◆ What the task asks: Repeat the material below exactly, line for line.

______

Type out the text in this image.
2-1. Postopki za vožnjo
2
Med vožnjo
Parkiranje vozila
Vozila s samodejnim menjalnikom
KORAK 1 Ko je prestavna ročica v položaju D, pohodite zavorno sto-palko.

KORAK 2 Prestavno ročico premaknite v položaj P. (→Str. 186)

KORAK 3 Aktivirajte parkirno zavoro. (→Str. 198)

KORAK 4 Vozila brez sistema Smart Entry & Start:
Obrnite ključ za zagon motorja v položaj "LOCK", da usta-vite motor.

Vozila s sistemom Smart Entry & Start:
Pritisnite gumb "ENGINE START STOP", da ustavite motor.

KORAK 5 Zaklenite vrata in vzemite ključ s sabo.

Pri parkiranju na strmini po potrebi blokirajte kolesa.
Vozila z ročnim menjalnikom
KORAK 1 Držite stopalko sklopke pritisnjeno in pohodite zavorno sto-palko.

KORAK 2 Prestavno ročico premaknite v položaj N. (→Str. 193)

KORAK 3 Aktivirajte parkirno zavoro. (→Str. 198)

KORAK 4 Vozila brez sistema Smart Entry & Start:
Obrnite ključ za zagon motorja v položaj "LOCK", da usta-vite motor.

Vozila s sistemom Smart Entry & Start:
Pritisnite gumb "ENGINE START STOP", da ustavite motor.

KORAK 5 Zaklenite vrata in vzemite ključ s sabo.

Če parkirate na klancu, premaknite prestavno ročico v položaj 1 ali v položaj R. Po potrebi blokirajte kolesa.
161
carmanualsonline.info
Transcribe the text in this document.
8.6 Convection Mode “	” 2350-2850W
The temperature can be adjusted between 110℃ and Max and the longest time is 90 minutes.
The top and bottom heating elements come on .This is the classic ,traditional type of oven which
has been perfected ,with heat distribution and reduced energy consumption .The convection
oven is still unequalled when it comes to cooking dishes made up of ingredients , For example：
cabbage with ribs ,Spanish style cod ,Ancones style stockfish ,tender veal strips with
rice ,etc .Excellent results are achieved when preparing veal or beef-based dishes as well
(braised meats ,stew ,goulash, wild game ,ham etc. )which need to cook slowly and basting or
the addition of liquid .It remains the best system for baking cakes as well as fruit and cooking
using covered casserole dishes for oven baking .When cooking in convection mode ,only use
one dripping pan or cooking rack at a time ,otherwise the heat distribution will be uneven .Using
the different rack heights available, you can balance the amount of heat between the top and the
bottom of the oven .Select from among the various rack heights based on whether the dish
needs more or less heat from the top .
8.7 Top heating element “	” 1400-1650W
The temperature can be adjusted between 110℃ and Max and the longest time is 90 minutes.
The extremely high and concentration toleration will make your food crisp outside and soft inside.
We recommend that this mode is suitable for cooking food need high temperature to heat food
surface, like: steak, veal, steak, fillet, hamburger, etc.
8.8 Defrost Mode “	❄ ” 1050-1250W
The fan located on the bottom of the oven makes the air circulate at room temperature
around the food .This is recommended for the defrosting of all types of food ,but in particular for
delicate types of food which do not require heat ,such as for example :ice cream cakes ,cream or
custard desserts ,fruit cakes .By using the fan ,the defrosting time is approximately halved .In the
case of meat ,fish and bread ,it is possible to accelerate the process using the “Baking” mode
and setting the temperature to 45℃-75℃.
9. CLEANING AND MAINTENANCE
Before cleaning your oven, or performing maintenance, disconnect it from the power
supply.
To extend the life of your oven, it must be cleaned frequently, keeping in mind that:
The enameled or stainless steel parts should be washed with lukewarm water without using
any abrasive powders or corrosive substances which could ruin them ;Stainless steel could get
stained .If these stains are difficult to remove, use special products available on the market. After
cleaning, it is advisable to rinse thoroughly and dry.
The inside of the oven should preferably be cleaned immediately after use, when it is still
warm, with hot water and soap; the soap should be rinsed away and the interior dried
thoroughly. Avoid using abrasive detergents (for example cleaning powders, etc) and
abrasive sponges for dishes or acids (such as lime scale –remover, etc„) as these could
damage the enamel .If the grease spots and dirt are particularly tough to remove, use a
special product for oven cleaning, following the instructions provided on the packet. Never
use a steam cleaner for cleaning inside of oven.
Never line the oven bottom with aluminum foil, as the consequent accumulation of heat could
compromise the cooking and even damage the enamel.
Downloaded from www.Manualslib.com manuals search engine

______

◆ Response:
Type out the text in this image.
2-1. Postopki za vožnjo
2
Med vožnjo
Parkiranje vozila
Vozila s samodejnim menjalnikom
KORAK 1 Ko je prestavna ročica v položaju D, pohodite zavorno sto-palko.

KORAK 2 Prestavno ročico premaknite v položaj P. (→Str. 186)

KORAK 3 Aktivirajte parkirno zavoro. (→Str. 198)

KORAK 4 Vozila brez sistema Smart Entry & Start:
Obrnite ključ za zagon motorja v položaj "LOCK", da usta-vite motor.

Vozila s sistemom Smart Entry & Start:
Pritisnite gumb "ENGINE START STOP", da ustavite motor.

KORAK 5 Zaklenite vrata in vzemite ključ s sabo.

Pri parkiranju na strmini po potrebi blokirajte kolesa.
Vozila z ročnim menjalnikom
KORAK 1 Držite stopalko sklopke pritisnjeno in pohodite zavorno sto-palko.

KORAK 2 Prestavno ročico premaknite v položaj N. (→Str. 193)

KORAK 3 Aktivirajte parkirno zavoro. (→Str. 198)

KORAK 4 Vozila brez sistema Smart Entry & Start:
Obrnite ključ za zagon motorja v položaj "LOCK", da usta-vite motor.

Vozila s sistemom Smart Entry & Start:
Pritisnite gumb "ENGINE START STOP", da ustavite motor.

KORAK 5 Zaklenite vrata in vzemite ključ s sabo.

Če parkirate na klancu, premaknite prestavno ročico v položaj 1 ali v položaj R. Po potrebi blokirajte kolesa.
161
carmanualsonline.info
Transcribe the text in this document.
8.6 Convection Mode “	” 2350-2850W
The temperature can be adjusted between 110℃ and Max and the longest time is 90 minutes.
The top and bottom heating elements come on .This is the classic ,traditional type of oven which
has been perfected ,with heat distribution and reduced energy consumption .The convection
oven is still unequalled when it comes to cooking dishes made up of ingredients , For example：
cabbage with ribs ,Spanish style cod ,Ancones style stockfish ,tender veal strips with
rice ,etc .Excellent results are achieved when preparing veal or beef-based dishes as well
(braised meats ,stew ,goulash, wild game ,ham etc. )which need to cook slowly and basting or
the addition of liquid .It remains the best system for baking cakes as well as fruit and cooking
using covered casserole dishes for oven baking .When cooking in convection mode ,only use
one dripping pan or cooking rack at a time ,otherwise the heat distribution will be uneven .Using
the different rack heights available, you can balance the amount of heat between the top and the
bottom of the oven .Select from among the various rack heights based on whether the dish
needs more or less heat from the top .
8.7 Top heating element “	” 1400-1650W
The temperature can be adjusted between 110℃ and Max and the longest time is 90 minutes.
The extremely high and concentration toleration will make your food crisp outside and soft inside.
We recommend that this mode is suitable for cooking food need high temperature to heat food
surface, like: steak, veal, steak, fillet, hamburger, etc.
8.8 Defrost Mode “	❄ ” 1050-1250W
The fan located on the bottom of the oven makes the air circulate at room temperature
around the food .This is recommended for the defrosting of all types of food ,but in particular for
delicate types of food which do not require heat ,such as for example :ice cream cakes ,cream or
custard desserts ,fruit cakes .By using the fan ,the defrosting time is approximately halved .In the
case of meat ,fish and bread ,it is possible to accelerate the process using the “Baking” mode
and setting the temperature to 45℃-75℃.
9. CLEANING AND MAINTENANCE
Before cleaning your oven, or performing maintenance, disconnect it from the power
supply.
To extend the life of your oven, it must be cleaned frequently, keeping in mind that:
The enameled or stainless steel parts should be washed with lukewarm water without using
any abrasive powders or corrosive substances which could ruin them ;Stainless steel could get
stained .If these stains are difficult to remove, use special products available on the market. After
cleaning, it is advisable to rinse thoroughly and dry.
The inside of the oven should preferably be cleaned immediately after use, when it is still
warm, with hot water and soap; the soap should be rinsed away and the interior dried
thoroughly. Avoid using abrasive detergents (for example cleaning powders, etc) and
abrasive sponges for dishes or acids (such as lime scale –remover, etc„) as these could
damage the enamel .If the grease spots and dirt are particularly tough to remove, use a
special product for oven cleaning, following the instructions provided on the packet. Never
use a steam cleaner for cleaning inside of oven.
Never line the oven bottom with aluminum foil, as the consequent accumulation of heat could
compromise the cooking and even damage the enamel.
Downloaded from www.Manualslib.com manuals search engine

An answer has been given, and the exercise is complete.